> _Exercise goal_
Report, as a bare number, how many lines of the material below contain the word "خواهد".

> _Stored records_
---
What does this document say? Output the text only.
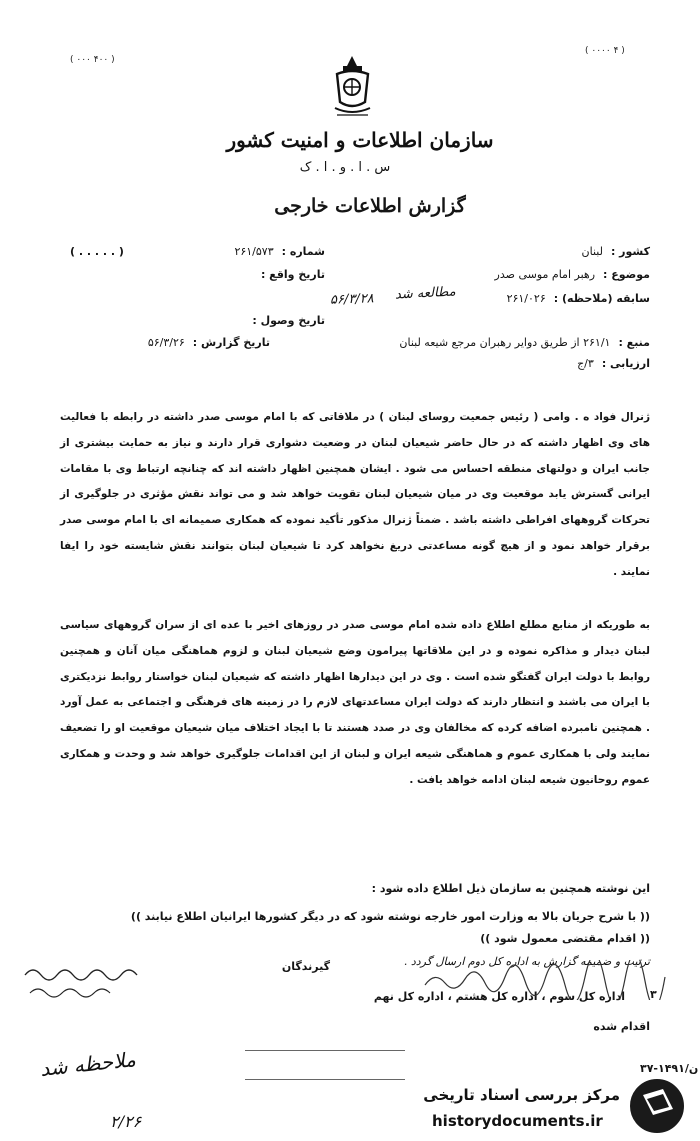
( ۰۰۰ ۴۰۰ )
( ۰۰۰۰ ۴ )
سازمان اطلاعات و امنیت کشور
س . ا . و . ا . ک
گزارش اطلاعات خارجی
کشور :لبنان
شماره :۲۶۱/۵۷۳
( . . . . . )
موضوع :رهبر امام موسی صدر
تاریخ واقع :
سابقه (ملاحظه) :۲۶۱/۰۲۶
تاریخ وصول :
منبع :۲۶۱/۱ از طریق دوایر رهبران مرجع شیعه لبنان
تاریخ گزارش :۵۶/۳/۲۶
ارزیابی :۳/ج
مطالعه شد
۵۶/۳/۲۸
ژنرال فواد ه . وامی ( رئیس جمعیت روسای لبنان ) در ملاقاتی که با امام موسی صدر داشته در رابطه با فعالیت های وی اظهار داشته که در حال حاضر شیعیان لبنان در وضعیت دشواری قرار دارند و نیاز به حمایت بیشتری از جانب ایران و دولتهای منطقه احساس می شود . ایشان همچنین اظهار داشته اند که چنانچه ارتباط وی با مقامات ایرانی گسترش یابد موقعیت وی در میان شیعیان لبنان تقویت خواهد شد و می تواند نقش مؤثری در جلوگیری از تحرکات گروههای افراطی داشته باشد . ضمناً ژنرال مذکور تأکید نموده که همکاری صمیمانه ای با امام موسی صدر برقرار خواهد نمود و از هیچ گونه مساعدتی دریغ نخواهد کرد تا شیعیان لبنان بتوانند نقش شایسته خود را ایفا نمایند .
به طوریکه از منابع مطلع اطلاع داده شده امام موسی صدر در روزهای اخیر با عده ای از سران گروههای سیاسی لبنان دیدار و مذاکره نموده و در این ملاقاتها پیرامون وضع شیعیان لبنان و لزوم هماهنگی میان آنان و همچنین روابط با دولت ایران گفتگو شده است . وی در این دیدارها اظهار داشته که شیعیان لبنان خواستار روابط نزدیکتری با ایران می باشند و انتظار دارند که دولت ایران مساعدتهای لازم را در زمینه های فرهنگی و اجتماعی به عمل آورد . همچنین نامبرده اضافه کرده که مخالفان وی در صدد هستند تا با ایجاد اختلاف میان شیعیان موقعیت او را تضعیف نمایند ولی با همکاری عموم و هماهنگی شیعه ایران و لبنان از این اقدامات جلوگیری خواهد شد و وحدت و همکاری عموم روحانیون شیعه لبنان ادامه خواهد یافت .
این نوشته همچنین به سازمان ذیل اطلاع داده شود :
(( با شرح جریان بالا به وزارت امور خارجه نوشته شود که در دیگر کشورها ایرانیان اطلاع نیابند ))
(( اقدام مقتضی معمول شود ))
ترتیب و ضمیمه گزارش به اداره کل دوم ارسال گردد .
گیرندگان
اداره کل سوم ، اداره کل هشتم ، اداره کل نهم ۳
اقدام شده
ملاحظه شد
۲/۲۶
۳۷-۱۴۹۱/ن
مرکز بررسی اسناد تاریخی
historydocuments.ir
---
> _Response to the task_
2